WHAT YOU NEED TO DO →
Give every line below again, exactly.

--- Begin DATASET ENTRIES ---

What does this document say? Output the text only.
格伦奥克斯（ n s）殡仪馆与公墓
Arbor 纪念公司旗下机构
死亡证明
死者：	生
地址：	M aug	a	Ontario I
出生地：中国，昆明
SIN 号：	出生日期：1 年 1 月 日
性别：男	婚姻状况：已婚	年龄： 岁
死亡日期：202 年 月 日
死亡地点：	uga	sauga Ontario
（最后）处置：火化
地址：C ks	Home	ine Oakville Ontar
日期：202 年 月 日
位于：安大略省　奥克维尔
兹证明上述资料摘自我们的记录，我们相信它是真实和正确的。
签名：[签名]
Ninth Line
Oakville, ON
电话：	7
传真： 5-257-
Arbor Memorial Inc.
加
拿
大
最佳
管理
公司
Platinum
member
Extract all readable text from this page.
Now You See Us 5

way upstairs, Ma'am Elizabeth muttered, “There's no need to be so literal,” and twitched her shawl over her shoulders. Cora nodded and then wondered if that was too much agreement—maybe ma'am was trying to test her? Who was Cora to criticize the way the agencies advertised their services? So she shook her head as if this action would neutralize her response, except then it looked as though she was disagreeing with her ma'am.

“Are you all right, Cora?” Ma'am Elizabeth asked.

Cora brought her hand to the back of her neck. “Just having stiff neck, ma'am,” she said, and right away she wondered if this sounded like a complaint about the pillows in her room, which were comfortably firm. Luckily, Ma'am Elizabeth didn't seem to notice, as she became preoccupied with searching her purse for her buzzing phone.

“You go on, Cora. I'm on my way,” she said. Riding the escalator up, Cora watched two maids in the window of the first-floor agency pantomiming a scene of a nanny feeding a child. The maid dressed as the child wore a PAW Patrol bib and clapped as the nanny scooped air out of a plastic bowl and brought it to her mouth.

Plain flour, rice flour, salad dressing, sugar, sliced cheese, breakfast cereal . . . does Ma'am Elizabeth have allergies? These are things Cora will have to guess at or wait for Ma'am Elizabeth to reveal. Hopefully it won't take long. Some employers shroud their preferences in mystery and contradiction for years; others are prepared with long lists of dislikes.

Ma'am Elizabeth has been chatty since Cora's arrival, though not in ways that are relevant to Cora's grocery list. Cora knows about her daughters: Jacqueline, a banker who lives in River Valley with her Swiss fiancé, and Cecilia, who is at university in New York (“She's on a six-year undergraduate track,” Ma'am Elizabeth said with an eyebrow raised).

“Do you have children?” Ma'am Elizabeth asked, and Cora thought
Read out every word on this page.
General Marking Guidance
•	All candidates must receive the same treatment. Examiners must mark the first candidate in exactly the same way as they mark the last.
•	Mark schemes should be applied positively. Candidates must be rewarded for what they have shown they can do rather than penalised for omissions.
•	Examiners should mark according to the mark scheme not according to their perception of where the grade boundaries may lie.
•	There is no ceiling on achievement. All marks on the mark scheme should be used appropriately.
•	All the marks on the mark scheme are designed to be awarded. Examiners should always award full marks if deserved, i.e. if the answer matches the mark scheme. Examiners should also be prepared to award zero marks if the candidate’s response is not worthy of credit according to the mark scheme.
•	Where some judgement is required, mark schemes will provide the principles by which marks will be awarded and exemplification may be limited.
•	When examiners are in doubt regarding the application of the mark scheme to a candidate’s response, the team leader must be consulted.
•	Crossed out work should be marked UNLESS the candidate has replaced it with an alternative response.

--- End DATASET ENTRIES ---

THE COMPLETED TASK →
What does this document say? Output the text only.
格伦奥克斯（ n s）殡仪馆与公墓
Arbor 纪念公司旗下机构
死亡证明
死者：	生
地址：	M aug	a	Ontario I
出生地：中国，昆明
SIN 号：	出生日期：1 年 1 月 日
性别：男	婚姻状况：已婚	年龄： 岁
死亡日期：202 年 月 日
死亡地点：	uga	sauga Ontario
（最后）处置：火化
地址：C ks	Home	ine Oakville Ontar
日期：202 年 月 日
位于：安大略省　奥克维尔
兹证明上述资料摘自我们的记录，我们相信它是真实和正确的。
签名：[签名]
Ninth Line
Oakville, ON
电话：	7
传真： 5-257-
Arbor Memorial Inc.
加
拿
大
最佳
管理
公司
Platinum
member
Extract all readable text from this page.
Now You See Us 5

way upstairs, Ma'am Elizabeth muttered, “There's no need to be so literal,” and twitched her shawl over her shoulders. Cora nodded and then wondered if that was too much agreement—maybe ma'am was trying to test her? Who was Cora to criticize the way the agencies advertised their services? So she shook her head as if this action would neutralize her response, except then it looked as though she was disagreeing with her ma'am.

“Are you all right, Cora?” Ma'am Elizabeth asked.

Cora brought her hand to the back of her neck. “Just having stiff neck, ma'am,” she said, and right away she wondered if this sounded like a complaint about the pillows in her room, which were comfortably firm. Luckily, Ma'am Elizabeth didn't seem to notice, as she became preoccupied with searching her purse for her buzzing phone.

“You go on, Cora. I'm on my way,” she said. Riding the escalator up, Cora watched two maids in the window of the first-floor agency pantomiming a scene of a nanny feeding a child. The maid dressed as the child wore a PAW Patrol bib and clapped as the nanny scooped air out of a plastic bowl and brought it to her mouth.

Plain flour, rice flour, salad dressing, sugar, sliced cheese, breakfast cereal . . . does Ma'am Elizabeth have allergies? These are things Cora will have to guess at or wait for Ma'am Elizabeth to reveal. Hopefully it won't take long. Some employers shroud their preferences in mystery and contradiction for years; others are prepared with long lists of dislikes.

Ma'am Elizabeth has been chatty since Cora's arrival, though not in ways that are relevant to Cora's grocery list. Cora knows about her daughters: Jacqueline, a banker who lives in River Valley with her Swiss fiancé, and Cecilia, who is at university in New York (“She's on a six-year undergraduate track,” Ma'am Elizabeth said with an eyebrow raised).

“Do you have children?” Ma'am Elizabeth asked, and Cora thought
Read out every word on this page.
General Marking Guidance
•	All candidates must receive the same treatment. Examiners must mark the first candidate in exactly the same way as they mark the last.
•	Mark schemes should be applied positively. Candidates must be rewarded for what they have shown they can do rather than penalised for omissions.
•	Examiners should mark according to the mark scheme not according to their perception of where the grade boundaries may lie.
•	There is no ceiling on achievement. All marks on the mark scheme should be used appropriately.
•	All the marks on the mark scheme are designed to be awarded. Examiners should always award full marks if deserved, i.e. if the answer matches the mark scheme. Examiners should also be prepared to award zero marks if the candidate’s response is not worthy of credit according to the mark scheme.
•	Where some judgement is required, mark schemes will provide the principles by which marks will be awarded and exemplification may be limited.
•	When examiners are in doubt regarding the application of the mark scheme to a candidate’s response, the team leader must be consulted.
•	Crossed out work should be marked UNLESS the candidate has replaced it with an alternative response.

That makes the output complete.